EXERCISE BRIEF
Search the listing below for the string "redirect" and copy every line where it occurs.

MATERIAL SHOWN

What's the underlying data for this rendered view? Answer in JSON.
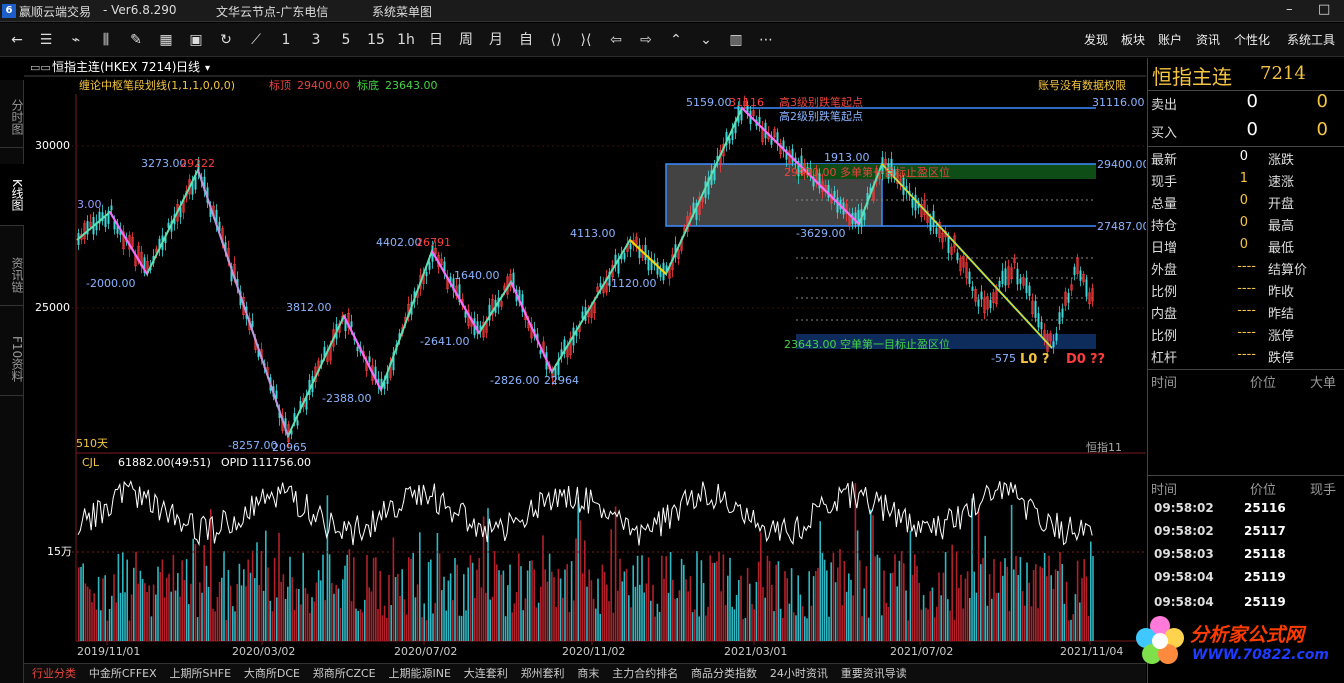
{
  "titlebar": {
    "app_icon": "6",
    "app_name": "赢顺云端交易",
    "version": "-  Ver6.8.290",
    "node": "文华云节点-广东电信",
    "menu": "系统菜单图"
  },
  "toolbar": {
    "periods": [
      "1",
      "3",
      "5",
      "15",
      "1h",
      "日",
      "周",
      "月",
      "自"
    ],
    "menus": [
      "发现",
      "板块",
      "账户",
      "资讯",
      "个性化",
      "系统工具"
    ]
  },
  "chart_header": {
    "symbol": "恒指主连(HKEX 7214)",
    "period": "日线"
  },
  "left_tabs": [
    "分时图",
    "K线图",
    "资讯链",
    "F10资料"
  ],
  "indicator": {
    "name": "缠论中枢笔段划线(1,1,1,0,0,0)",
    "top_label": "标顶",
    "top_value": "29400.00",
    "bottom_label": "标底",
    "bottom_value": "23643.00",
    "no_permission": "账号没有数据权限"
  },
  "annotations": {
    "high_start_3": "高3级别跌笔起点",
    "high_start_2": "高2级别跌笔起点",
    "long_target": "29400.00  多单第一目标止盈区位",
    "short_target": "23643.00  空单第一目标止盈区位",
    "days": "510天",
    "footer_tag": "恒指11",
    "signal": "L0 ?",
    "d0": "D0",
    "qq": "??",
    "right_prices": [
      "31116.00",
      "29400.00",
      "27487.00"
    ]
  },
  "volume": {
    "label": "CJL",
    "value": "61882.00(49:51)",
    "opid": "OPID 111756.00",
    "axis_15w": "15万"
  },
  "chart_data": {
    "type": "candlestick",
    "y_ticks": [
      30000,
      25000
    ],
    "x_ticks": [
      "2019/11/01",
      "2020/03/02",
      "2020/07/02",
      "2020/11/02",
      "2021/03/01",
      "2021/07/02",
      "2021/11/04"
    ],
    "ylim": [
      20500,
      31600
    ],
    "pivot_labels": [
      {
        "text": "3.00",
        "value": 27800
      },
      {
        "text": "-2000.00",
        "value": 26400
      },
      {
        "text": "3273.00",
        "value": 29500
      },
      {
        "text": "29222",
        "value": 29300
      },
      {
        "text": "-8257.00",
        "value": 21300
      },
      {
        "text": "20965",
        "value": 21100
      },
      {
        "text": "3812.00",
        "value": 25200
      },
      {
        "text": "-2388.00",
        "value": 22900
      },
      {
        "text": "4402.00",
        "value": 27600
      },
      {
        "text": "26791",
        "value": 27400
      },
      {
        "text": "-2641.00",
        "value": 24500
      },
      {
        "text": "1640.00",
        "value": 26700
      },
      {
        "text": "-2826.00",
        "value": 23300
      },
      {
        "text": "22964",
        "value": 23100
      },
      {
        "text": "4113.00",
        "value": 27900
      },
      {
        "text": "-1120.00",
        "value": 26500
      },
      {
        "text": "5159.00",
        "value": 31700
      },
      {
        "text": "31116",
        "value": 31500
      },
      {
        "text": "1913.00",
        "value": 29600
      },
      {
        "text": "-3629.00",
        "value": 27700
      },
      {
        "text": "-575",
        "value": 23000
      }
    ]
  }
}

--

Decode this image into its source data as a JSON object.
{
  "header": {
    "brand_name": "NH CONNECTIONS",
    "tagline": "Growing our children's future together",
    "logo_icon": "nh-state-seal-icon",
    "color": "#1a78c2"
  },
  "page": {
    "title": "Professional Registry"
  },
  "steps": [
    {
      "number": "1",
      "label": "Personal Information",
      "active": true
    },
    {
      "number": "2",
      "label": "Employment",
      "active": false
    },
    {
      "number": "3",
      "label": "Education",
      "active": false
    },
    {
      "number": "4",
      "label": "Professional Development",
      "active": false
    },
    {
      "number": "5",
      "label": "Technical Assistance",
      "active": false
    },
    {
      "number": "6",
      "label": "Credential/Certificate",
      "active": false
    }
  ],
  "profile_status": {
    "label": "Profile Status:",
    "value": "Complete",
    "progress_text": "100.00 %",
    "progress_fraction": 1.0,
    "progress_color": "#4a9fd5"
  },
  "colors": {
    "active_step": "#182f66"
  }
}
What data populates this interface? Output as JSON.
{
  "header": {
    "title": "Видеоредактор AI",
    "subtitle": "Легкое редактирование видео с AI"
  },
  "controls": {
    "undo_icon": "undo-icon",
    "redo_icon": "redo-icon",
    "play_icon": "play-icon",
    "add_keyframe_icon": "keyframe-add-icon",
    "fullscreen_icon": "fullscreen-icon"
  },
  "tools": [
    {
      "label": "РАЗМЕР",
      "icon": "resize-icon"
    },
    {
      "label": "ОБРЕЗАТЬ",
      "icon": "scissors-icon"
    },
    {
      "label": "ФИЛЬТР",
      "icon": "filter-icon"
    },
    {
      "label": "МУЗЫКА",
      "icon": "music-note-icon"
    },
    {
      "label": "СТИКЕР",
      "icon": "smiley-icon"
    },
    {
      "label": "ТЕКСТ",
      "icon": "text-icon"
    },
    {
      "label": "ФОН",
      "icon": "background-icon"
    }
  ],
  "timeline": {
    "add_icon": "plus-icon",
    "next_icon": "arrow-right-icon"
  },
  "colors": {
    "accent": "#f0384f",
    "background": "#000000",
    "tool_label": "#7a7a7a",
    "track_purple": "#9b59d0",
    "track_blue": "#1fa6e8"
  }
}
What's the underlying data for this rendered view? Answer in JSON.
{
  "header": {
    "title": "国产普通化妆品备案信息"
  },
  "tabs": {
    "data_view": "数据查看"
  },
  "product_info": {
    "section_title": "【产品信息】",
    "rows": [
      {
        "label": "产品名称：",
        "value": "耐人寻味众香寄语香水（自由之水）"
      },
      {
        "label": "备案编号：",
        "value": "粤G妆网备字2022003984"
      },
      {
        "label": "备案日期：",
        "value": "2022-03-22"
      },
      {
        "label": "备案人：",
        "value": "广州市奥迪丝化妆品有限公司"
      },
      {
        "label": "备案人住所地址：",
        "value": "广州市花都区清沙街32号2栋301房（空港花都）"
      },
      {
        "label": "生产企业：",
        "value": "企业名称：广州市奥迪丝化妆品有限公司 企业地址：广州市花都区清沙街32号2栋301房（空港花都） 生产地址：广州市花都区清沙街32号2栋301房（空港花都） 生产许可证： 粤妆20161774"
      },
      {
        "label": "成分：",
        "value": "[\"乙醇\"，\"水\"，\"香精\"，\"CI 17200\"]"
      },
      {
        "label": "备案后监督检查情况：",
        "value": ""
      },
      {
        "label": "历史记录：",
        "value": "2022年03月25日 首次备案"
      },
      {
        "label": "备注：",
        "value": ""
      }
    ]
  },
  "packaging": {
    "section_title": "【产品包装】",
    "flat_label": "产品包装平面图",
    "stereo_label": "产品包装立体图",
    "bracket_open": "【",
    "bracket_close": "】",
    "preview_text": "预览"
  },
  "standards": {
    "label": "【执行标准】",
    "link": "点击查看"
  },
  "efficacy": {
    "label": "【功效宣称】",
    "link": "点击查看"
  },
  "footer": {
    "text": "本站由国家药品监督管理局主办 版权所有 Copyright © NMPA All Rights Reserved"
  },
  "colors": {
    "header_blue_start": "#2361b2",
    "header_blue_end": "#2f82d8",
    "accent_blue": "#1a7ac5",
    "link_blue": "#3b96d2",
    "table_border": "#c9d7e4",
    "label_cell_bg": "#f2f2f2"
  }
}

* * *

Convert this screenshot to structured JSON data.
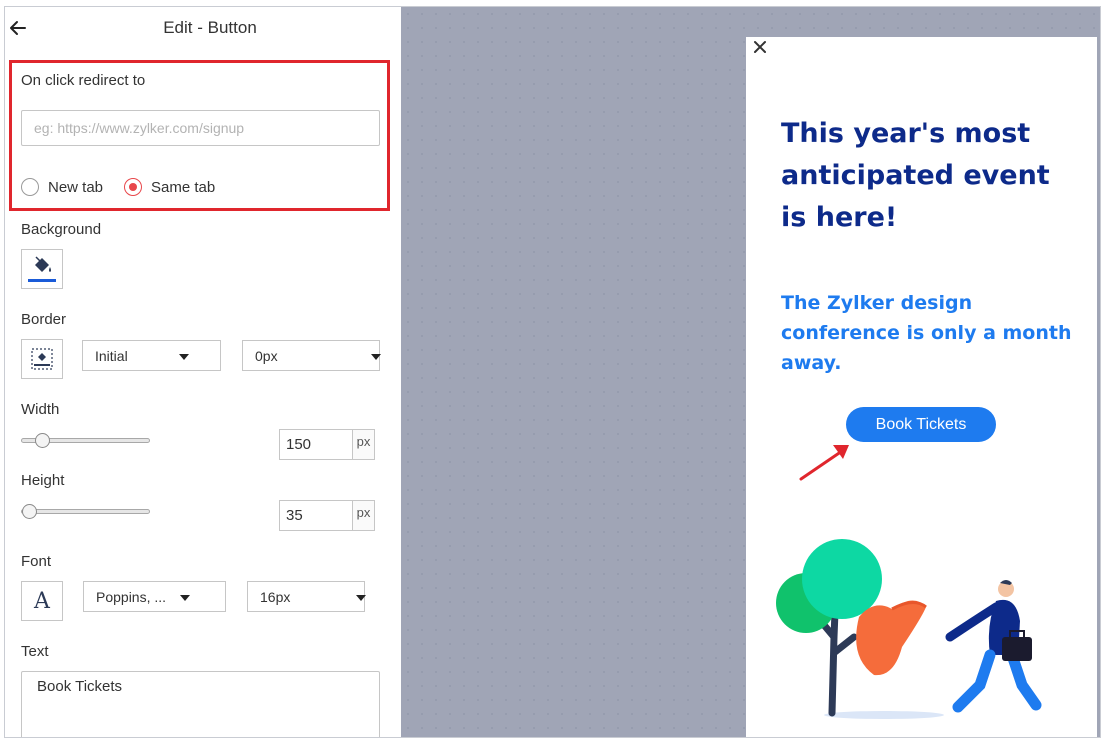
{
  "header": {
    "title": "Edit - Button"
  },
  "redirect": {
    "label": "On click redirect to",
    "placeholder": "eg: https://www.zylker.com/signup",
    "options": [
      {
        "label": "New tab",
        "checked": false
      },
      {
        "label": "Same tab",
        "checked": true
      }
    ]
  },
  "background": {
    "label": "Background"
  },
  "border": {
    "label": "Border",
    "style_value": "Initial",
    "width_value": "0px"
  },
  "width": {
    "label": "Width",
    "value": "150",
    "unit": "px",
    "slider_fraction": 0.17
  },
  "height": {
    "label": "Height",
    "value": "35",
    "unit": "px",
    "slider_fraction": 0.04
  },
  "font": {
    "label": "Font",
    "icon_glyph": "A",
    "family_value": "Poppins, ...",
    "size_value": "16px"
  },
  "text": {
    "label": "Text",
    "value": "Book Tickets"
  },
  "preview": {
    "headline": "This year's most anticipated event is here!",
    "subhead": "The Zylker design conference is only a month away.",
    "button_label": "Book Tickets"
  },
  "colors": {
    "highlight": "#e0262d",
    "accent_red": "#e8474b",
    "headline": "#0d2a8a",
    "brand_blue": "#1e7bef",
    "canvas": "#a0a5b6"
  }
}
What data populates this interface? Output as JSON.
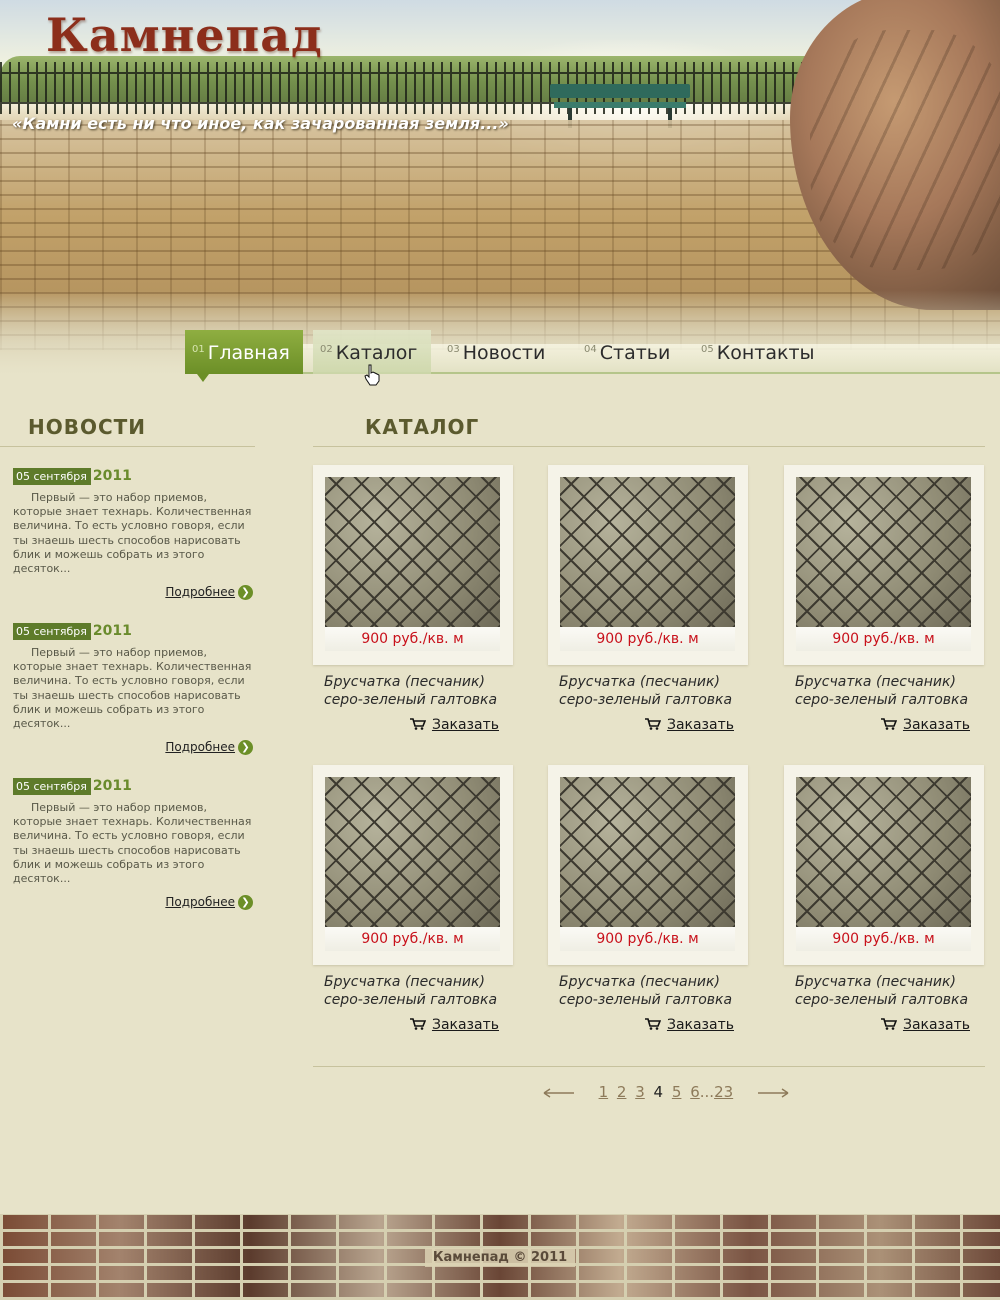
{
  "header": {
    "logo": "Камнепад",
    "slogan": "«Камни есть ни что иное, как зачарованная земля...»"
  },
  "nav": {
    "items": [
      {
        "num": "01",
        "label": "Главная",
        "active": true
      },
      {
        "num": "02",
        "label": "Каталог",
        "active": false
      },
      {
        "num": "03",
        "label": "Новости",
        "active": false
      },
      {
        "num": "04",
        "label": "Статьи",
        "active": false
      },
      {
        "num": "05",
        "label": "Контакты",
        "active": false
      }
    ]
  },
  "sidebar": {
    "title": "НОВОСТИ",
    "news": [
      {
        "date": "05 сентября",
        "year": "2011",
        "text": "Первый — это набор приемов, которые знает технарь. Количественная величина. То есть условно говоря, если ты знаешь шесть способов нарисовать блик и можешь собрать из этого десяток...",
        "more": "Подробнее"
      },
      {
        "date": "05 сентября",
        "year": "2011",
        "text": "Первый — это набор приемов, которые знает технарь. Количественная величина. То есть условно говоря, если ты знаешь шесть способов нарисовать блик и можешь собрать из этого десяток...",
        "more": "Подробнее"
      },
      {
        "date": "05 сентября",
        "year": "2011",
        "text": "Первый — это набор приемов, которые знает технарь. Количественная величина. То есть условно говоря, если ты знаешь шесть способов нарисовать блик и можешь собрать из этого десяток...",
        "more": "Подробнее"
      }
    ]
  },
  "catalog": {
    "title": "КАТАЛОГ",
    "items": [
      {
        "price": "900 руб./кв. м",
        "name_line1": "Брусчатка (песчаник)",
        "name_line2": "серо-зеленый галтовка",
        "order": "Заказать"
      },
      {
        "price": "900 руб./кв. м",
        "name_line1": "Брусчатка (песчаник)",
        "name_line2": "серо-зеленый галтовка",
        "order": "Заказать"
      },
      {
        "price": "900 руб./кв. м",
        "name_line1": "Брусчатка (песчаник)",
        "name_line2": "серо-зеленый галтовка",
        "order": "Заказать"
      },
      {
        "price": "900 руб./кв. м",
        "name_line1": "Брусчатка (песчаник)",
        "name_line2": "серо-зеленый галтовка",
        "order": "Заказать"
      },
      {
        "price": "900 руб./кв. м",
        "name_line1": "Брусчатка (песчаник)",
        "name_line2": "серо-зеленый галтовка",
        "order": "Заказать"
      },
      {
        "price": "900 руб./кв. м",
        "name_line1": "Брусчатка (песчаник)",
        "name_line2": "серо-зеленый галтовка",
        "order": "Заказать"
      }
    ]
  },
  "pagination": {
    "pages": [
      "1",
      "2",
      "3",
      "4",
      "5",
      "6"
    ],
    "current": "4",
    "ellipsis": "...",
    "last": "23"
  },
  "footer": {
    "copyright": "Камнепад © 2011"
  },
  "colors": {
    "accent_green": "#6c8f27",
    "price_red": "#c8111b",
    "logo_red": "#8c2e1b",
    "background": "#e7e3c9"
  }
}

SOLVED PROBLEM
  "redirect": {
    "label": "On click redirect to",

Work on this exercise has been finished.